▶ WHAT TO PRODUCE
In the copy, include every entry exactly but none of the images.

▶ EXERCISE DATA
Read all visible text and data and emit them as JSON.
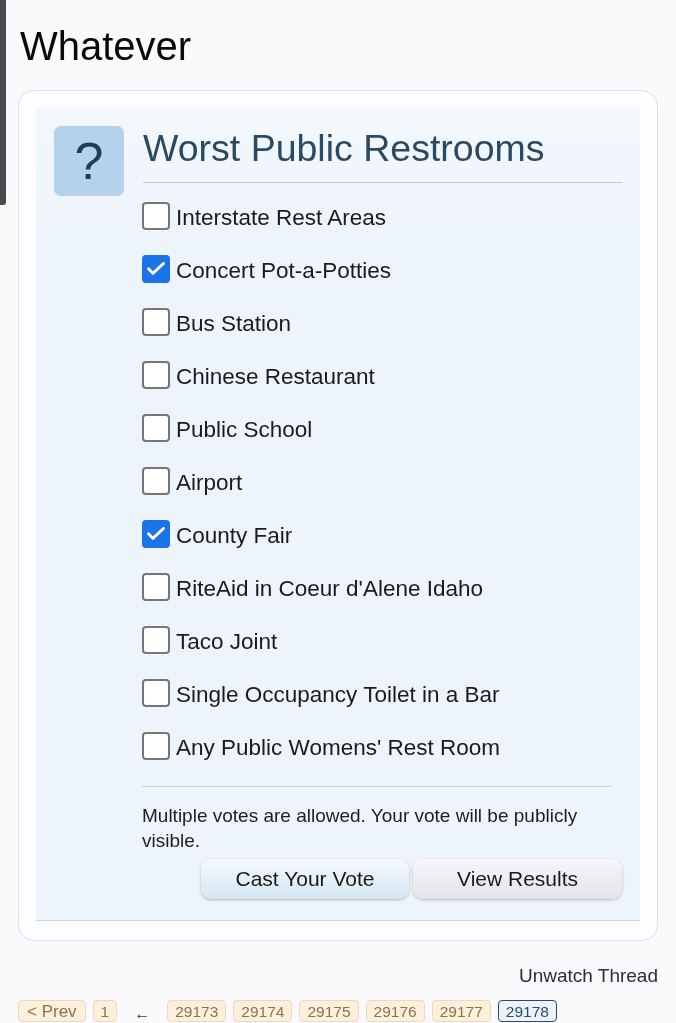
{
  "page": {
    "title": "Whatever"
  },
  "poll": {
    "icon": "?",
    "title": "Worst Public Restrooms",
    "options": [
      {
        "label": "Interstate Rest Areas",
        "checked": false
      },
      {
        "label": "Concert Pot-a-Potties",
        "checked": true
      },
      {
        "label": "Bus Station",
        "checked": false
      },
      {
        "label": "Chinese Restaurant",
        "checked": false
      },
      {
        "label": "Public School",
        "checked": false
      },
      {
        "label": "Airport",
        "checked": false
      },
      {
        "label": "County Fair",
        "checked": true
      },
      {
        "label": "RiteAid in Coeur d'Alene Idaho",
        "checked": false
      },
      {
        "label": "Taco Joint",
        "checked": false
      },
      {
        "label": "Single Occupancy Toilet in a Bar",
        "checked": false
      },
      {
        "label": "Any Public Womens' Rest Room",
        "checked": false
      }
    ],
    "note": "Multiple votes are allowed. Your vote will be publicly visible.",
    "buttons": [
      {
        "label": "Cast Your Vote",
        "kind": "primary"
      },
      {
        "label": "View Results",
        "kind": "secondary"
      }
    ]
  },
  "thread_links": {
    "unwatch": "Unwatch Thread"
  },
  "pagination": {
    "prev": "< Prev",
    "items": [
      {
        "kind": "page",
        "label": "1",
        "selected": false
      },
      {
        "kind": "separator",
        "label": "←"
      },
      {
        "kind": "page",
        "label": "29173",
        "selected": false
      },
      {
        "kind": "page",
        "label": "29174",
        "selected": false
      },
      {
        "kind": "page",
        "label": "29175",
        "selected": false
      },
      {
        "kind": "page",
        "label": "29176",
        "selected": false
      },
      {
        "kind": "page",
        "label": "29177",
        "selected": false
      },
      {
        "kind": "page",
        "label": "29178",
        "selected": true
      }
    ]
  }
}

▶ EXERCISE SOLUTION
Read all visible text and data and emit them as JSON.
{
  "page": {
    "title": "Whatever"
  },
  "poll": {
    "icon": "?",
    "title": "Worst Public Restrooms",
    "options": [
      {
        "label": "Interstate Rest Areas",
        "checked": false
      },
      {
        "label": "Concert Pot-a-Potties",
        "checked": true
      },
      {
        "label": "Bus Station",
        "checked": false
      },
      {
        "label": "Chinese Restaurant",
        "checked": false
      },
      {
        "label": "Public School",
        "checked": false
      },
      {
        "label": "Airport",
        "checked": false
      },
      {
        "label": "County Fair",
        "checked": true
      },
      {
        "label": "RiteAid in Coeur d'Alene Idaho",
        "checked": false
      },
      {
        "label": "Taco Joint",
        "checked": false
      },
      {
        "label": "Single Occupancy Toilet in a Bar",
        "checked": false
      },
      {
        "label": "Any Public Womens' Rest Room",
        "checked": false
      }
    ],
    "note": "Multiple votes are allowed. Your vote will be publicly visible.",
    "buttons": [
      {
        "label": "Cast Your Vote",
        "kind": "primary"
      },
      {
        "label": "View Results",
        "kind": "secondary"
      }
    ]
  },
  "thread_links": {
    "unwatch": "Unwatch Thread"
  },
  "pagination": {
    "prev": "< Prev",
    "items": [
      {
        "kind": "page",
        "label": "1",
        "selected": false
      },
      {
        "kind": "separator",
        "label": "←"
      },
      {
        "kind": "page",
        "label": "29173",
        "selected": false
      },
      {
        "kind": "page",
        "label": "29174",
        "selected": false
      },
      {
        "kind": "page",
        "label": "29175",
        "selected": false
      },
      {
        "kind": "page",
        "label": "29176",
        "selected": false
      },
      {
        "kind": "page",
        "label": "29177",
        "selected": false
      },
      {
        "kind": "page",
        "label": "29178",
        "selected": true
      }
    ]
  }
}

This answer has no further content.